GIVEN TASK:
Everything from the line holding "What does this" through the last line below must be repeated exactly, and nothing else.

RECORD LIST:

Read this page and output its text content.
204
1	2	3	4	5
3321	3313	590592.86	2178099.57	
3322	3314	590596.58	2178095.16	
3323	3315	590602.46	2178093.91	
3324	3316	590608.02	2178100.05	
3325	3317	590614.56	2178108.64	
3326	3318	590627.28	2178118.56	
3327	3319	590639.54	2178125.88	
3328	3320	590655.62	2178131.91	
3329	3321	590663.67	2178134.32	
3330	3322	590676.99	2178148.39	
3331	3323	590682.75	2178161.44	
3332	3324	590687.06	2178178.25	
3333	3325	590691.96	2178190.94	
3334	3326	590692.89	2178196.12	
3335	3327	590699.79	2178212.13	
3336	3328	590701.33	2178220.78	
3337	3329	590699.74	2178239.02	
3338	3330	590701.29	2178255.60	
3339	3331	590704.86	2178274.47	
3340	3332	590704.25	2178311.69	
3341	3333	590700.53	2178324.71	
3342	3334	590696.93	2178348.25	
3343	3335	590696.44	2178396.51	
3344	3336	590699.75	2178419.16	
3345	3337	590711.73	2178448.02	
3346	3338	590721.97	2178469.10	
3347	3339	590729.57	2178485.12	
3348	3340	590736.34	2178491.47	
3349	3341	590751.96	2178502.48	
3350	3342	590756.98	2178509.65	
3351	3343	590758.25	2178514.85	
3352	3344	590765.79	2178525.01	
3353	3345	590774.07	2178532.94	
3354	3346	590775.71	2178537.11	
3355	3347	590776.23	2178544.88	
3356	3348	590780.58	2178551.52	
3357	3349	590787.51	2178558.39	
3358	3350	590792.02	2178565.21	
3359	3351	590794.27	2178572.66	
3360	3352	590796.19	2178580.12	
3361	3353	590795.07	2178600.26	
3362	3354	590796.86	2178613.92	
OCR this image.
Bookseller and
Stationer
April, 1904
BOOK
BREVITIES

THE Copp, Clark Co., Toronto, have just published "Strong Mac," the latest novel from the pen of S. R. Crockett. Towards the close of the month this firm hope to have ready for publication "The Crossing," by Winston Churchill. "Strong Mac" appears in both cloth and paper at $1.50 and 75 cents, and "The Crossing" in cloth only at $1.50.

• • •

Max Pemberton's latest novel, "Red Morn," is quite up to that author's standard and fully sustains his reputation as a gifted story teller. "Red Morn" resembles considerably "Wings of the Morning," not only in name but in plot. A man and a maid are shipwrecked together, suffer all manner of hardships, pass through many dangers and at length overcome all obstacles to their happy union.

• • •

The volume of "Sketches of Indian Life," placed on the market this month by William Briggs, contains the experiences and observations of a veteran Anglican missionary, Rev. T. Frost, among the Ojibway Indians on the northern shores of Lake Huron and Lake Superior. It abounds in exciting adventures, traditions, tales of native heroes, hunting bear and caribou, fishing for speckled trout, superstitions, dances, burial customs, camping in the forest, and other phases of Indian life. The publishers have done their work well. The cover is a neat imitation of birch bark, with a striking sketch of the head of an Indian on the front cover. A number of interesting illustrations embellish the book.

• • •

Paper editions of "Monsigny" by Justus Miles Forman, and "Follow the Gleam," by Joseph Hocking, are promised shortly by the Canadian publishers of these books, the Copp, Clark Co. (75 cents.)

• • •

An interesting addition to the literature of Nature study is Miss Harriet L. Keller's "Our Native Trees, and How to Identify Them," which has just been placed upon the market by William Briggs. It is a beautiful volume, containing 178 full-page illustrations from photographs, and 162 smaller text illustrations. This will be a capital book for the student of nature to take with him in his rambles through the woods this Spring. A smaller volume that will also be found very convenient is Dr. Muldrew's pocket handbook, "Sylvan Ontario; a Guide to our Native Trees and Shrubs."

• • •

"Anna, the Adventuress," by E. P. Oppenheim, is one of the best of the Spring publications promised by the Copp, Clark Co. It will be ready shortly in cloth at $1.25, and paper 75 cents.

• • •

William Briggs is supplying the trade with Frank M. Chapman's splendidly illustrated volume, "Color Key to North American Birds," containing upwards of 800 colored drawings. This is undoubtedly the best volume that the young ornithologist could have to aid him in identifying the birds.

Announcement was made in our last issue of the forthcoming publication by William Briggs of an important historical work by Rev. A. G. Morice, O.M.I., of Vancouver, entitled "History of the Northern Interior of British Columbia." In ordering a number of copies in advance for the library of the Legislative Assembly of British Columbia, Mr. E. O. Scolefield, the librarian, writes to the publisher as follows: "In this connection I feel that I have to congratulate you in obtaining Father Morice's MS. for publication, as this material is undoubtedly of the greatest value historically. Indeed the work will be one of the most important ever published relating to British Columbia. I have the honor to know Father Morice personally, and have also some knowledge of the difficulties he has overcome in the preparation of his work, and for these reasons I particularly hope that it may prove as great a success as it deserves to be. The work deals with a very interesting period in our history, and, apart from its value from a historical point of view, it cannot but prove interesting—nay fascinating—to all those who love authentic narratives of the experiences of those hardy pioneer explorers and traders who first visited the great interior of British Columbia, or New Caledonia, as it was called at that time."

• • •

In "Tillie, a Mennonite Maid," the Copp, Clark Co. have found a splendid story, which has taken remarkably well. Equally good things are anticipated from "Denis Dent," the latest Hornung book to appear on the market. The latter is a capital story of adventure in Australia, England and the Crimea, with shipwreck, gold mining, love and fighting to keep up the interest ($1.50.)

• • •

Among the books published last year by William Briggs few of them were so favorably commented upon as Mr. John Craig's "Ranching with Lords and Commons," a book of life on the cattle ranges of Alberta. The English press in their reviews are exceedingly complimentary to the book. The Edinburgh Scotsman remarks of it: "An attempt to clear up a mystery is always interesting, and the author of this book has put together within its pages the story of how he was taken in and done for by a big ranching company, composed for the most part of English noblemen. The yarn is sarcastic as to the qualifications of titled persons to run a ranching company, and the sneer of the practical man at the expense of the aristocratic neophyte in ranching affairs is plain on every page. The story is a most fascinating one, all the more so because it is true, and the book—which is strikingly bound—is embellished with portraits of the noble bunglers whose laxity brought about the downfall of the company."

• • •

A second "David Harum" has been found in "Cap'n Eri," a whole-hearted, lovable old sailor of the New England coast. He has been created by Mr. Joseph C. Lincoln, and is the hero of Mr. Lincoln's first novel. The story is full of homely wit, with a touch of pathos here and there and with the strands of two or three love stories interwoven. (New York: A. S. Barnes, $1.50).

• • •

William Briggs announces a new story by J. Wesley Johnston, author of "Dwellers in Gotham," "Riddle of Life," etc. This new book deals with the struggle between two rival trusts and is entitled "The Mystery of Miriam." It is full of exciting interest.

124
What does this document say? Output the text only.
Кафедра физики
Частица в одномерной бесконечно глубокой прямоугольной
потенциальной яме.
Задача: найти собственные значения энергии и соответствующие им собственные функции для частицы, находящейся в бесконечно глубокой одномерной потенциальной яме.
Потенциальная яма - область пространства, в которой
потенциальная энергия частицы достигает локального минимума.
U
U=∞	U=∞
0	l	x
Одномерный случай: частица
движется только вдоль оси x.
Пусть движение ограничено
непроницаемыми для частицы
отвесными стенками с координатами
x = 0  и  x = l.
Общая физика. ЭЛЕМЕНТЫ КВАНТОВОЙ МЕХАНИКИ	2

SOLUTION:
What does this document say? Output the text only.
Кафедра физики
Частица в одномерной бесконечно глубокой прямоугольной
потенциальной яме.
Задача: найти собственные значения энергии и соответствующие им собственные функции для частицы, находящейся в бесконечно глубокой одномерной потенциальной яме.
Потенциальная яма - область пространства, в которой
потенциальная энергия частицы достигает локального минимума.
U
U=∞	U=∞
0	l	x
Одномерный случай: частица
движется только вдоль оси x.
Пусть движение ограничено
непроницаемыми для частицы
отвесными стенками с координатами
x = 0  и  x = l.
Общая физика. ЭЛЕМЕНТЫ КВАНТОВОЙ МЕХАНИКИ	2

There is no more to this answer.